*** Text

Leitsatz (amtlich)

Gleichzeitig gestellte „Tuner” (Empfangsgeräte für Rundfunk) und „Amplifier” (Tonfrequenzverstärker) sind nicht als sog. funktionelle Einheiten gemeinsam der für Rundfunkempfangsgeräte vorgesehenen Tarifst. 85.15 A III b 2) GZT zuzuweisen, sondern jeweils nach eigener tariflicher Beschaffenheit zu tarifieren. Die „Tuner” fallen unter die Tarifst. 85.15 A III b) 2 und die „Amplifier” unter die Tarifst. 85.14 (Tonfrequenzverstärker).

******

Arbeitsauftrag 1: Gib aus den Einträgen den Abschnitt unverändert wieder, der mit der Zeile beginnt, die „1118, 476, 1184]“ enthält, und mit der Zeile endet, die „1253, 651, 1349]“ enthält, beide Zeilen eingeschlossen.

*** Vorliegendes Material

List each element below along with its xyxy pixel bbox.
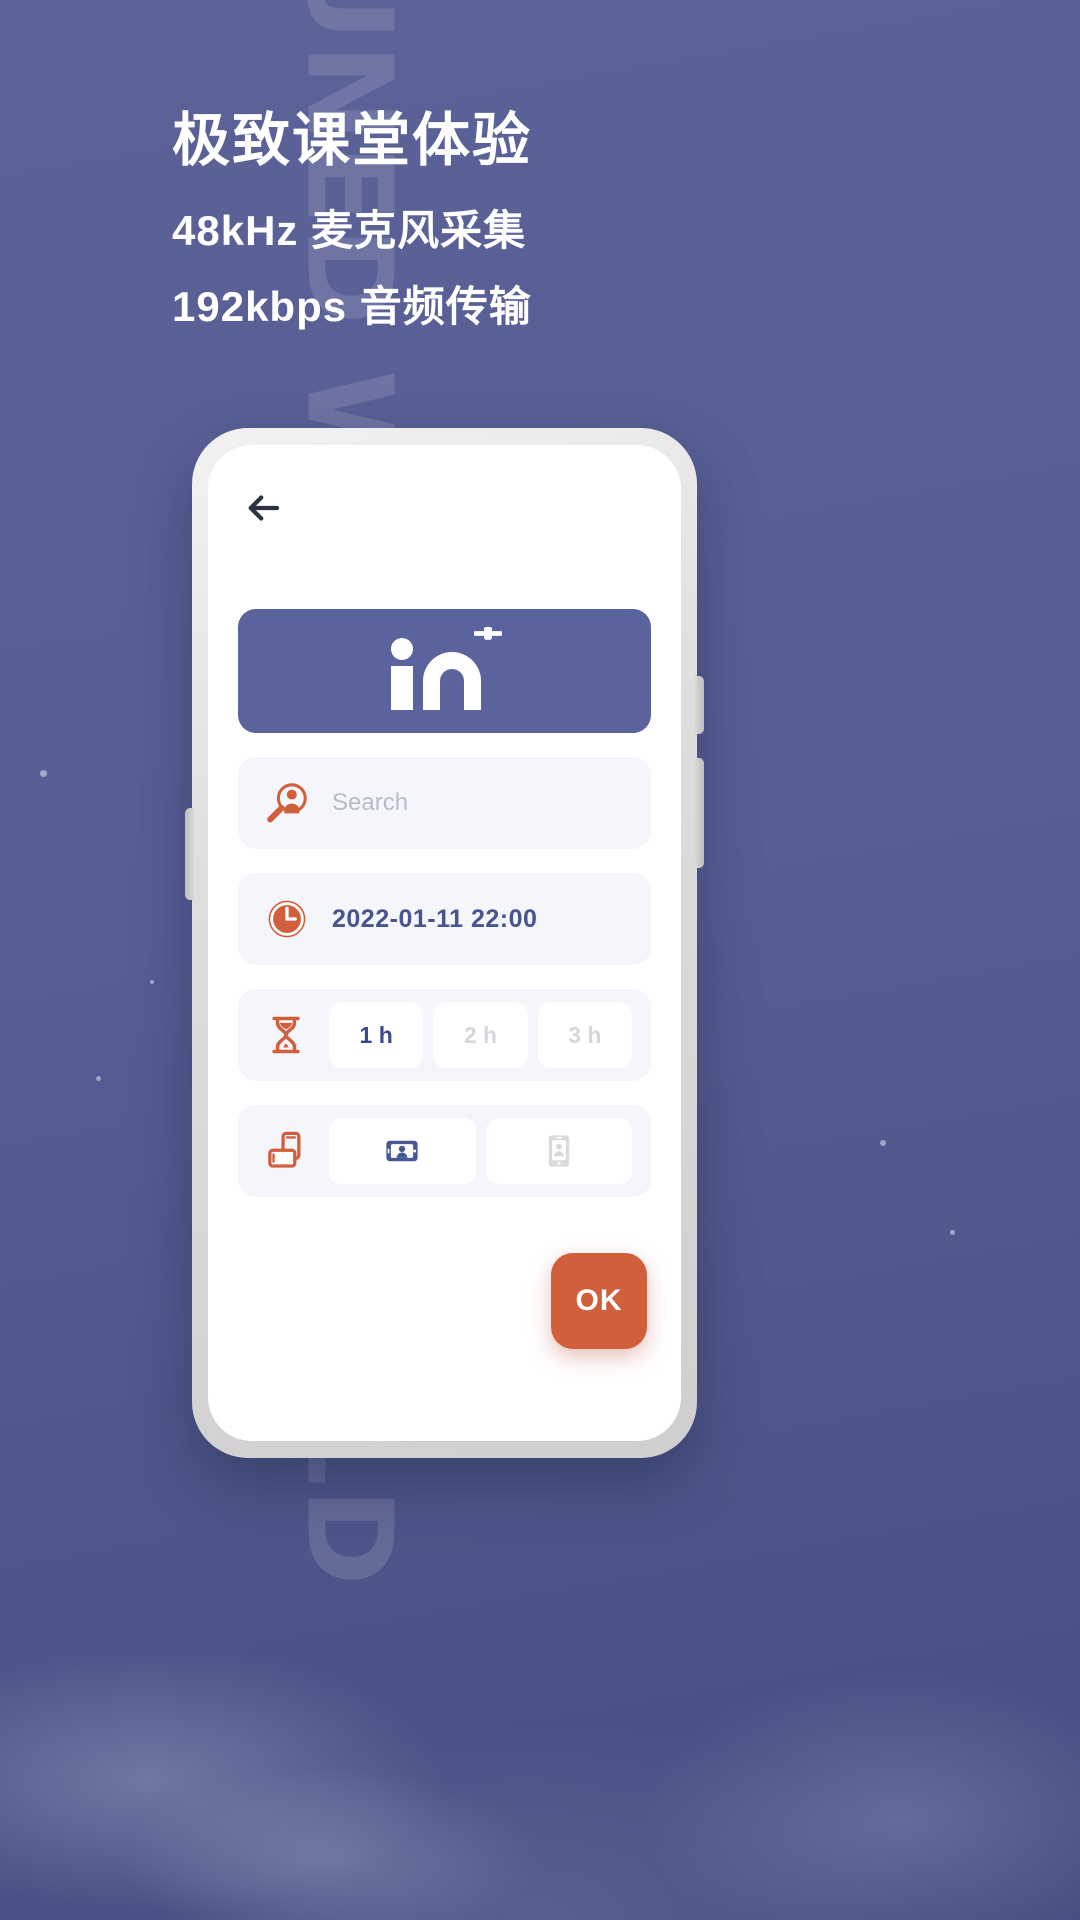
orientation-option-landscape[interactable]	[329, 1118, 476, 1184]
app-content: Search 2022-01-11 22:00 1 h 2 h 3 h OK	[208, 609, 681, 1349]
promo-banner: STAY TUNED WITH THE WORLD 极致课堂体验 48kHz 麦…	[0, 0, 1080, 1920]
search-field[interactable]: Search	[238, 757, 651, 849]
search-placeholder: Search	[332, 789, 409, 816]
speck	[96, 1076, 101, 1081]
phone-power-button	[695, 758, 704, 868]
confirm-row: OK	[238, 1253, 651, 1349]
phone-screen: Search 2022-01-11 22:00 1 h 2 h 3 h OK	[208, 445, 681, 1441]
promo-copy: 极致课堂体验 48kHz 麦克风采集 192kbps 音频传输	[172, 108, 532, 334]
speck	[40, 770, 47, 777]
person-search-icon	[264, 780, 310, 826]
logo-plus-icon	[473, 627, 502, 640]
duration-selector: 1 h 2 h 3 h	[238, 989, 651, 1081]
logo-i-dot	[390, 638, 413, 660]
orientation-selector	[238, 1105, 651, 1197]
promo-headline: 极致课堂体验	[172, 108, 533, 173]
promo-subline-2: 192kbps 音频传输	[172, 283, 532, 331]
duration-option-2h[interactable]: 2 h	[433, 1002, 528, 1068]
rotate-device-icon	[264, 1129, 308, 1173]
arrow-left-icon[interactable]	[242, 487, 284, 529]
datetime-field[interactable]: 2022-01-11 22:00	[238, 873, 651, 965]
logo-i-stem	[390, 666, 413, 710]
orientation-option-portrait[interactable]	[485, 1118, 632, 1184]
ok-button[interactable]: OK	[551, 1253, 647, 1349]
speck	[950, 1230, 955, 1235]
promo-subline-1: 48kHz 麦克风采集	[172, 206, 527, 254]
datetime-value: 2022-01-11 22:00	[332, 904, 538, 933]
hourglass-icon	[264, 1013, 308, 1057]
duration-option-3h[interactable]: 3 h	[537, 1002, 632, 1068]
phone-side-button-top	[695, 676, 704, 734]
speck	[150, 980, 154, 984]
phone-mockup: Search 2022-01-11 22:00 1 h 2 h 3 h OK	[185, 428, 704, 1458]
app-bar	[208, 445, 681, 571]
logo-n-shape	[422, 652, 481, 710]
phone-volume-button	[185, 808, 194, 900]
clock-icon	[264, 896, 310, 942]
app-logo-card	[238, 609, 651, 733]
speck	[880, 1140, 886, 1146]
duration-option-1h[interactable]: 1 h	[329, 1002, 424, 1068]
in-plus-logo	[389, 627, 502, 710]
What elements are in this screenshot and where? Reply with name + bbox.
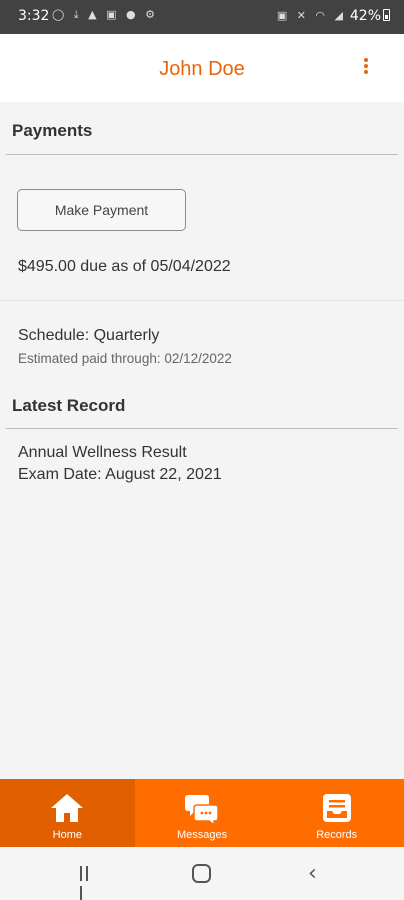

******

Arbeitsauftrag 2: Welcher Tarifstelle ordnet der Leitsatz die „Amplifier“ zu?

Erwartete Lösung 1:
orientation-option-landscape[interactable]	[329, 1118, 476, 1184]
app-content: Search 2022-01-11 22:00 1 h 2 h 3 h OK	[208, 609, 681, 1349]
promo-banner: STAY TUNED WITH THE WORLD 极致课堂体验 48kHz 麦…	[0, 0, 1080, 1920]
search-field[interactable]: Search	[238, 757, 651, 849]
search-placeholder: Search	[332, 789, 409, 816]
speck	[96, 1076, 101, 1081]
phone-power-button	[695, 758, 704, 868]
confirm-row: OK	[238, 1253, 651, 1349]

Erwartete Lösung 2: Der Tarifst. 85.14 (Tonfrequenzverstärker).